----- Document passage
Secondary School (2) Leaving St Mary’s
October 12, 2015 at 12:30 am | Posted in Australia, Catholic Education, Family, Growing up in the 1950s and 60s, Memoir, Polio epidemic | 6 CommentsTags: 1961, Albion Park Rail, Dapto, polio, Wollongong
I mentioned in an earlier blog post that I wasn’t particularly happy that I had to leave St Mary’s College in 1961 after the polio epidemic. I was even less happy to be going to Dapto High – our nearest state high school – even though both my brother and sister had earlier attended there for between one or two years.
I hadn’t made any friends at St Mary’s, although I did talk with some of the girls at breaks. I always travelled to and from Wollongong alone as there were no other pupils from my school on the train, and nobody to accompany me on the half mile or so walk to and from the station at Wollongong. However, I hadn’t been unhappy there. I was comfortable with the school and its religious context, the learning style and how I was progressing in class.
----------
----- Given entries
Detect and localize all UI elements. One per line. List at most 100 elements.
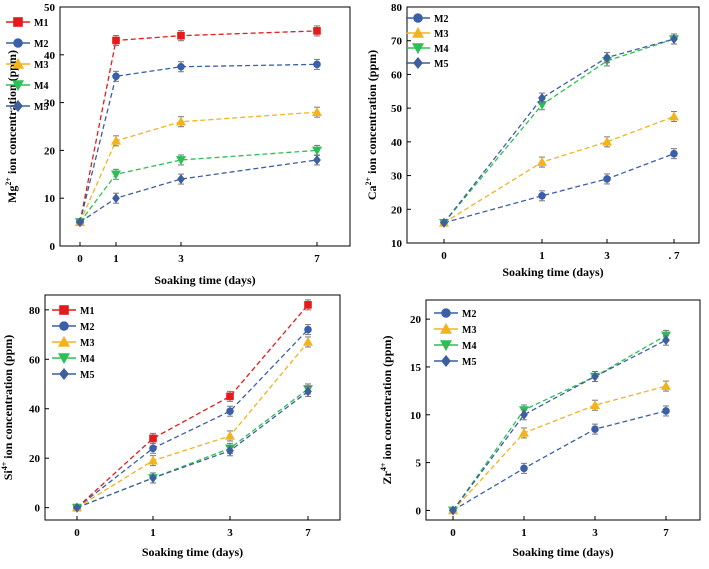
x-tick-label: 7 — [663, 527, 669, 539]
data-point — [110, 135, 122, 145]
data-point — [112, 36, 120, 45]
legend-marker — [441, 355, 451, 367]
chart-ca: 10 20 30 40 50 60 70 80 0 1 3 . 7 Soaking time (days… — [364, 2, 700, 279]
data-point — [538, 192, 546, 200]
legend-label: M5 — [34, 102, 48, 113]
x-tick-label: 3 — [178, 253, 184, 265]
data-point — [73, 502, 81, 513]
plot-frame — [425, 299, 701, 521]
legend-entry-M3: M3 — [434, 322, 476, 336]
y-tick-label: 60 — [391, 69, 403, 81]
y-tick-label: 10 — [391, 238, 403, 250]
data-point — [226, 407, 234, 416]
plot-frame — [44, 294, 341, 521]
y-tick-label: 20 — [410, 314, 422, 326]
series-line — [452, 385, 667, 511]
data-point — [112, 193, 120, 204]
data-point — [304, 386, 312, 397]
series-line — [76, 304, 309, 509]
legend-entry-M4: M4 — [406, 43, 448, 55]
legend-entry-M5: M5 — [434, 355, 476, 368]
legend-label: M1 — [34, 18, 48, 29]
data-point — [175, 116, 187, 126]
legend-entry-M4: M4 — [52, 353, 94, 365]
legend-entry-M5: M5 — [406, 57, 448, 70]
data-point — [670, 34, 678, 45]
data-point — [440, 217, 448, 228]
y-tick-label: 20 — [391, 204, 403, 216]
data-point — [302, 336, 314, 346]
y-tick-label: 70 — [391, 36, 403, 48]
data-point — [226, 392, 234, 401]
series-line — [76, 390, 309, 509]
chart-zr: 0 5 10 15 20 0 1 3 7 Soaking time (days) Zr4+ ion … — [379, 299, 701, 559]
legend-entry-M2: M2 — [434, 308, 476, 320]
series-line — [79, 63, 318, 223]
data-point — [536, 156, 548, 166]
data-point — [660, 380, 672, 390]
series-M3 — [74, 106, 323, 226]
series-line — [79, 30, 318, 223]
data-point — [449, 505, 457, 516]
y-tick-label: 30 — [391, 171, 403, 183]
legend-label: M3 — [462, 325, 476, 336]
chart-mg: 0 10 20 30 40 50 0 1 3 7 Soaking time (days) Mg2+ i… — [4, 2, 351, 287]
series-M4 — [438, 33, 680, 228]
data-point — [76, 217, 84, 228]
legend-label: M2 — [434, 14, 448, 25]
legend-entry-M2: M2 — [406, 13, 448, 25]
y-tick-label: 10 — [410, 410, 422, 422]
data-point — [589, 400, 601, 410]
y-tick-label: 30 — [44, 98, 56, 110]
series-line — [452, 334, 667, 511]
data-point — [603, 52, 611, 63]
y-tick-label: 40 — [44, 50, 56, 62]
legend-entry-M1: M1 — [6, 17, 48, 29]
legend-label: M4 — [434, 44, 448, 55]
legend-marker — [59, 368, 69, 380]
data-point — [311, 146, 323, 156]
legend-label: M4 — [34, 81, 48, 92]
legend-label: M3 — [80, 338, 94, 349]
data-point — [670, 149, 678, 158]
legend-label: M4 — [462, 341, 476, 352]
series-M4 — [74, 144, 323, 228]
data-point — [147, 455, 159, 465]
y-axis-label: Ca2+ ion concentration (ppm) — [364, 50, 379, 200]
data-point — [175, 156, 187, 166]
series-line — [452, 339, 667, 511]
x-tick-label: 7 — [314, 253, 320, 265]
data-point — [112, 72, 120, 81]
legend-marker — [13, 17, 23, 27]
y-tick-label: 20 — [29, 453, 41, 465]
legend-label: M2 — [34, 39, 48, 50]
legend-entry-M5: M5 — [6, 100, 48, 113]
series-M3 — [438, 111, 680, 227]
y-tick-label: 15 — [410, 362, 422, 374]
data-point — [313, 60, 321, 69]
legend-entry-M4: M4 — [6, 80, 48, 92]
legend-entry-M4: M4 — [434, 340, 476, 352]
legend-entry-M3: M3 — [406, 26, 448, 40]
series-M2 — [73, 324, 312, 512]
y-tick-label: 10 — [44, 193, 56, 205]
x-tick-label: 3 — [592, 527, 598, 539]
data-point — [591, 425, 599, 433]
x-tick-label: 7 — [305, 527, 311, 539]
series-line — [76, 341, 309, 509]
data-point — [177, 62, 185, 71]
x-tick-label: 3 — [604, 250, 610, 262]
y-tick-label: 80 — [391, 2, 403, 14]
y-axis-label: Si4+ ion concentration (ppm) — [0, 335, 15, 481]
data-point — [520, 409, 528, 420]
legend-label: M5 — [80, 370, 94, 381]
y-axis-label: Mg2+ ion concentration (ppm) — [4, 50, 19, 203]
legend-entry-M2: M2 — [6, 38, 48, 50]
data-point — [662, 335, 670, 346]
y-tick-label: 5 — [416, 458, 422, 470]
data-point — [110, 170, 122, 180]
legend-entry-M3: M3 — [6, 57, 48, 71]
series-line — [79, 159, 318, 223]
legend-label: M3 — [34, 60, 48, 71]
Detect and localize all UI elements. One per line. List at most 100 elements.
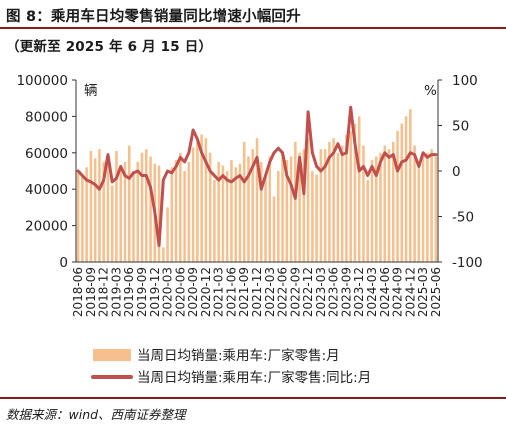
right-axis-unit: % [424, 83, 437, 99]
bar [426, 152, 429, 262]
legend-line-label: 当周日均销量:乘用车:厂家零售:同比:月 [137, 369, 371, 386]
bar [110, 185, 114, 262]
bar-series [76, 109, 438, 263]
bar [336, 152, 340, 262]
bar [200, 134, 203, 262]
bar [208, 152, 212, 262]
bar [149, 156, 152, 262]
bar [162, 247, 165, 262]
bar [127, 145, 131, 262]
right-tick-label: -100 [452, 255, 483, 271]
bar [106, 156, 110, 262]
x-tick-label: 2020-03 [161, 267, 175, 317]
bar [396, 130, 399, 262]
bar [319, 149, 323, 262]
left-axis-unit: 辆 [84, 83, 98, 99]
x-tick-label: 2021-03 [212, 267, 226, 317]
x-tick-label: 2021-12 [250, 267, 264, 317]
bar [89, 150, 93, 262]
bar [225, 171, 229, 262]
bar [285, 160, 289, 262]
x-tick-label: 2023-06 [327, 267, 341, 317]
bar [136, 161, 140, 262]
bar [306, 138, 310, 262]
x-tick-label: 2025-03 [416, 267, 430, 317]
right-tick-label: 50 [452, 119, 469, 135]
bar [289, 156, 293, 262]
left-tick-label: 100000 [16, 73, 68, 89]
bar [204, 138, 208, 262]
x-tick-label: 2019-03 [109, 267, 123, 317]
bar [374, 156, 378, 262]
bar [311, 171, 314, 262]
bar [217, 161, 220, 262]
bar [421, 156, 425, 262]
line-series [76, 105, 438, 248]
bar [383, 145, 387, 262]
left-tick-label: 80000 [25, 109, 68, 125]
bar [81, 174, 84, 262]
bar [268, 156, 272, 262]
x-tick-label: 2024-09 [391, 267, 405, 317]
x-tick-label: 2020-09 [186, 267, 200, 317]
x-tick-label: 2020-06 [173, 267, 187, 317]
right-tick-label: 0 [452, 164, 461, 180]
bar [93, 158, 97, 262]
bar [277, 171, 280, 262]
bar [430, 149, 433, 262]
chart-subtitle: （更新至 2025 年 6 月 15 日） [6, 39, 213, 55]
bar [370, 160, 374, 262]
bar [179, 152, 182, 262]
left-tick-label: 40000 [25, 182, 68, 198]
x-tick-label: 2025-06 [429, 267, 443, 317]
bar [413, 145, 416, 262]
bar [259, 161, 263, 262]
bar [183, 171, 186, 262]
bar [166, 207, 169, 262]
legend-bar-label: 当周日均销量:乘用车:厂家零售:月 [137, 347, 340, 364]
bar [98, 149, 101, 262]
bar [345, 134, 348, 262]
bar [174, 160, 178, 262]
legend-bar-swatch [93, 349, 131, 361]
source-note: 数据来源：wind、西南证券整理 [6, 407, 186, 422]
right-tick-label: -50 [452, 210, 474, 226]
x-tick-label: 2024-06 [378, 267, 392, 317]
x-tick-label: 2018-12 [97, 267, 111, 317]
chart-title: 图 8：乘用车日均零售销量同比增速小幅回升 [6, 9, 301, 25]
x-tick-label: 2018-09 [84, 267, 98, 317]
bar [234, 167, 237, 262]
x-tick-label: 2022-09 [288, 267, 302, 317]
bar [315, 174, 318, 262]
bar [140, 152, 144, 262]
bar [357, 116, 361, 263]
bar [191, 147, 195, 262]
x-tick-label: 2019-12 [148, 267, 162, 317]
bar [187, 161, 191, 262]
bar [170, 167, 174, 262]
bar [366, 180, 370, 262]
bar [340, 145, 344, 262]
bar [242, 141, 246, 262]
bar [196, 141, 199, 262]
bar [379, 152, 382, 262]
bar [298, 152, 301, 262]
x-tick-label: 2019-06 [122, 267, 136, 317]
x-tick-label: 2020-12 [199, 267, 213, 317]
bar [294, 141, 297, 262]
bar [157, 165, 161, 262]
axes [72, 79, 442, 263]
x-tick-label: 2019-09 [135, 267, 149, 317]
bottom-rule [0, 397, 506, 399]
bar [132, 171, 135, 262]
left-tick-label: 20000 [25, 219, 68, 235]
bar [255, 138, 259, 262]
bar [417, 167, 421, 262]
x-tick-label: 2021-09 [237, 267, 251, 317]
bar [221, 165, 225, 262]
yoy-line [76, 105, 438, 248]
left-tick-label: 60000 [25, 146, 68, 162]
bar [230, 160, 233, 262]
x-tick-label: 2024-03 [365, 267, 379, 317]
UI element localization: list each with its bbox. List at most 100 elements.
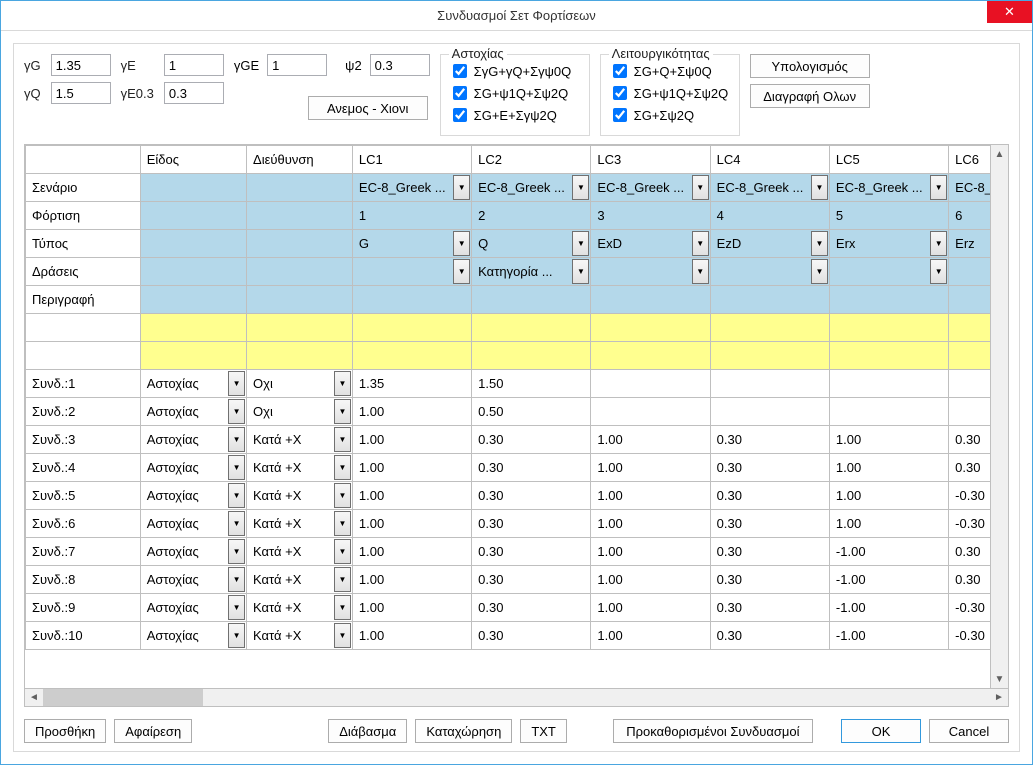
grid-cell[interactable]: 0.30: [472, 538, 591, 566]
grid-cell[interactable]: Κατά +X▼: [247, 538, 353, 566]
grid-cell[interactable]: -1.00: [829, 566, 948, 594]
grid-cell[interactable]: Συνδ.:10: [26, 622, 141, 650]
scroll-right-icon[interactable]: ►: [990, 689, 1008, 706]
dropdown-icon[interactable]: ▼: [228, 623, 245, 648]
dropdown-icon[interactable]: ▼: [334, 539, 351, 564]
grid-cell[interactable]: -1.00: [829, 622, 948, 650]
read-button[interactable]: Διάβασμα: [328, 719, 407, 743]
grid-cell[interactable]: Κατά +X▼: [247, 426, 353, 454]
grid-cell[interactable]: 1.00: [591, 454, 710, 482]
grid-cell[interactable]: 1.00: [829, 454, 948, 482]
grid-cell[interactable]: [472, 314, 591, 342]
grid-cell[interactable]: 0.30: [710, 566, 829, 594]
grid-cell[interactable]: Δράσεις: [26, 258, 141, 286]
grid-cell[interactable]: 0.30: [472, 454, 591, 482]
grid-cell[interactable]: Φόρτιση: [26, 202, 141, 230]
grid-cell[interactable]: 1.00: [829, 510, 948, 538]
grid-cell[interactable]: Συνδ.:1: [26, 370, 141, 398]
grid-cell[interactable]: 1.00: [591, 594, 710, 622]
grid-cell[interactable]: [472, 342, 591, 370]
chk-fail-3[interactable]: [453, 108, 467, 122]
grid-cell[interactable]: Κατηγορία ...▼: [472, 258, 591, 286]
grid-cell[interactable]: EzD▼: [710, 230, 829, 258]
dropdown-icon[interactable]: ▼: [334, 371, 351, 396]
dropdown-icon[interactable]: ▼: [572, 259, 589, 284]
chk-fail-2[interactable]: [453, 86, 467, 100]
grid-cell[interactable]: Αστοχίας▼: [140, 426, 246, 454]
grid-cell[interactable]: 0.30: [710, 454, 829, 482]
grid-cell[interactable]: 0.30: [710, 510, 829, 538]
grid-cell[interactable]: [591, 314, 710, 342]
grid-cell[interactable]: [710, 314, 829, 342]
grid-cell[interactable]: 1.00: [352, 398, 471, 426]
grid-cell[interactable]: 1.00: [829, 426, 948, 454]
defaults-button[interactable]: Προκαθορισμένοι Συνδυασμοί: [613, 719, 813, 743]
input-gQ[interactable]: [51, 82, 111, 104]
grid-cell[interactable]: [710, 370, 829, 398]
grid-cell[interactable]: ▼: [710, 258, 829, 286]
dropdown-icon[interactable]: ▼: [228, 567, 245, 592]
grid-cell[interactable]: 1.00: [591, 622, 710, 650]
dropdown-icon[interactable]: ▼: [930, 175, 947, 200]
grid-cell[interactable]: [247, 174, 353, 202]
grid-cell[interactable]: ExD▼: [591, 230, 710, 258]
dropdown-icon[interactable]: ▼: [692, 231, 709, 256]
grid-cell[interactable]: 0.30: [472, 510, 591, 538]
grid-cell[interactable]: [247, 202, 353, 230]
grid-cell[interactable]: 0.30: [472, 482, 591, 510]
grid-cell[interactable]: 0.30: [472, 622, 591, 650]
grid-cell[interactable]: [140, 258, 246, 286]
grid-cell[interactable]: Αστοχίας▼: [140, 622, 246, 650]
grid-cell[interactable]: Κατά +X▼: [247, 622, 353, 650]
grid-cell[interactable]: Συνδ.:6: [26, 510, 141, 538]
dropdown-icon[interactable]: ▼: [334, 483, 351, 508]
grid-cell[interactable]: -1.00: [829, 538, 948, 566]
dropdown-icon[interactable]: ▼: [453, 175, 470, 200]
grid-cell[interactable]: [140, 230, 246, 258]
input-gGE[interactable]: [267, 54, 327, 76]
dropdown-icon[interactable]: ▼: [228, 511, 245, 536]
dropdown-icon[interactable]: ▼: [334, 595, 351, 620]
grid-cell[interactable]: Τύπος: [26, 230, 141, 258]
grid-cell[interactable]: Οχι▼: [247, 370, 353, 398]
grid-cell[interactable]: Κατά +X▼: [247, 454, 353, 482]
save-button[interactable]: Καταχώρηση: [415, 719, 512, 743]
grid-cell[interactable]: [591, 398, 710, 426]
grid-cell[interactable]: ▼: [829, 258, 948, 286]
grid-cell[interactable]: 1.00: [352, 426, 471, 454]
grid-cell[interactable]: Κατά +X▼: [247, 594, 353, 622]
grid-cell[interactable]: 0.30: [472, 594, 591, 622]
ok-button[interactable]: OK: [841, 719, 921, 743]
grid-cell[interactable]: [140, 174, 246, 202]
grid-cell[interactable]: 1.00: [591, 426, 710, 454]
grid-cell[interactable]: [829, 370, 948, 398]
grid-cell[interactable]: 1.00: [591, 538, 710, 566]
grid-cell[interactable]: Συνδ.:9: [26, 594, 141, 622]
grid-cell[interactable]: 0.30: [710, 538, 829, 566]
dropdown-icon[interactable]: ▼: [453, 259, 470, 284]
scroll-left-icon[interactable]: ◄: [25, 689, 43, 706]
grid-cell[interactable]: EC-8_Greek ...▼: [352, 174, 471, 202]
grid-cell[interactable]: [352, 314, 471, 342]
data-grid[interactable]: Είδος Διεύθυνση LC1 LC2 LC3 LC4 LC5 LC6 …: [25, 145, 1008, 650]
grid-cell[interactable]: 0.30: [472, 426, 591, 454]
dropdown-icon[interactable]: ▼: [930, 259, 947, 284]
grid-cell[interactable]: [829, 398, 948, 426]
dropdown-icon[interactable]: ▼: [811, 231, 828, 256]
grid-cell[interactable]: 0.30: [710, 622, 829, 650]
chk-serv-3[interactable]: [613, 108, 627, 122]
grid-cell[interactable]: 2: [472, 202, 591, 230]
grid-cell[interactable]: [140, 286, 246, 314]
grid-cell[interactable]: -1.00: [829, 594, 948, 622]
grid-cell[interactable]: 1.50: [472, 370, 591, 398]
grid-cell[interactable]: 0.30: [710, 482, 829, 510]
grid-cell[interactable]: 3: [591, 202, 710, 230]
dropdown-icon[interactable]: ▼: [228, 371, 245, 396]
grid-cell[interactable]: [710, 342, 829, 370]
grid-cell[interactable]: Κατά +X▼: [247, 482, 353, 510]
grid-cell[interactable]: EC-8_Greek ...▼: [829, 174, 948, 202]
grid-cell[interactable]: Περιγραφή: [26, 286, 141, 314]
chk-fail-1[interactable]: [453, 64, 467, 78]
input-gE[interactable]: [164, 54, 224, 76]
grid-cell[interactable]: Αστοχίας▼: [140, 538, 246, 566]
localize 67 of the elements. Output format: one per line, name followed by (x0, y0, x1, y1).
----------
## Goal A
In the memoir passage, what school is named as the nearest state high school?
## Goal B
Output the part of the memoir passage that begins with the words containing "I hadn’t made" and ends with "progressing in class.".
These rows were drawn from a separate source, not from the memoir passage.

## Right answer A
Dapto High

## Right answer B
I hadn’t made any friends at St Mary’s, although I did talk with some of the girls at breaks. I always travelled to and from Wollongong alone as there were no other pupils from my school on the train, and nobody to accompany me on the half mile or so walk to and from the station at Wollongong. However, I hadn’t been unhappy there. I was comfortable with the school and its religious context, the learning style and how I was progressing in class.